Find each line with "hist" and copy it.

-- BEGIN EXERCISE INPUTS --

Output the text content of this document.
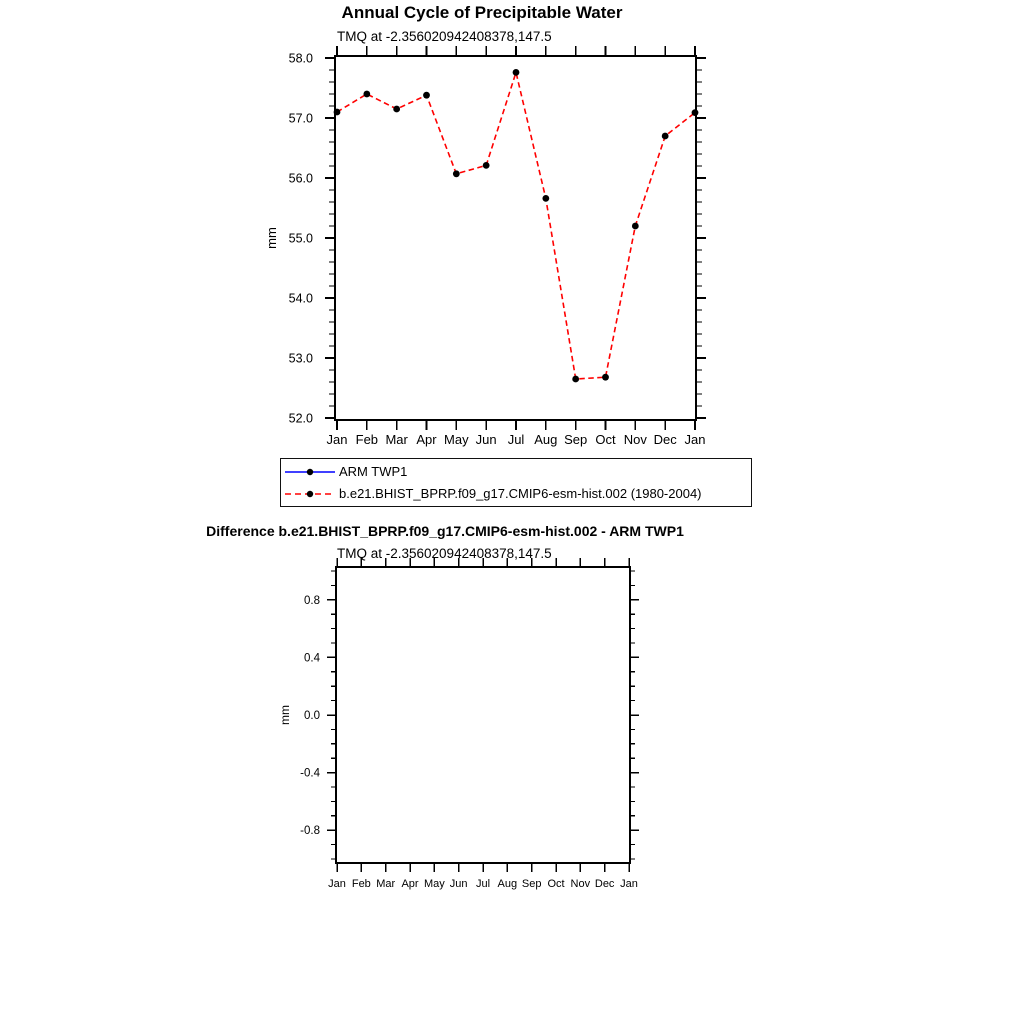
Annual Cycle of Precipitable Water
TMQ at -2.356020942408378,147.5
52.0
53.0
54.0
55.0
56.0
57.0
58.0
Jan Feb Mar Apr May Jun Jul Aug Sep Oct Nov Dec Jan
mm
ARM TWP1
b.e21.BHIST_BPRP.f09_g17.CMIP6-esm-hist.002 (1980-2004)
Difference b.e21.BHIST_BPRP.f09_g17.CMIP6-esm-hist.002 - ARM TWP1
TMQ at -2.356020942408378,147.5
-0.8
-0.4
0.0
0.4
0.8
Jan Feb Mar Apr May Jun Jul Aug Sep Oct Nov Dec Jan
mm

-- END EXERCISE INPUTS --

REPLY TO THE EXERCISE
b.e21.BHIST_BPRP.f09_g17.CMIP6-esm-hist.002 (1980-2004)
Difference b.e21.BHIST_BPRP.f09_g17.CMIP6-esm-hist.002 - ARM TWP1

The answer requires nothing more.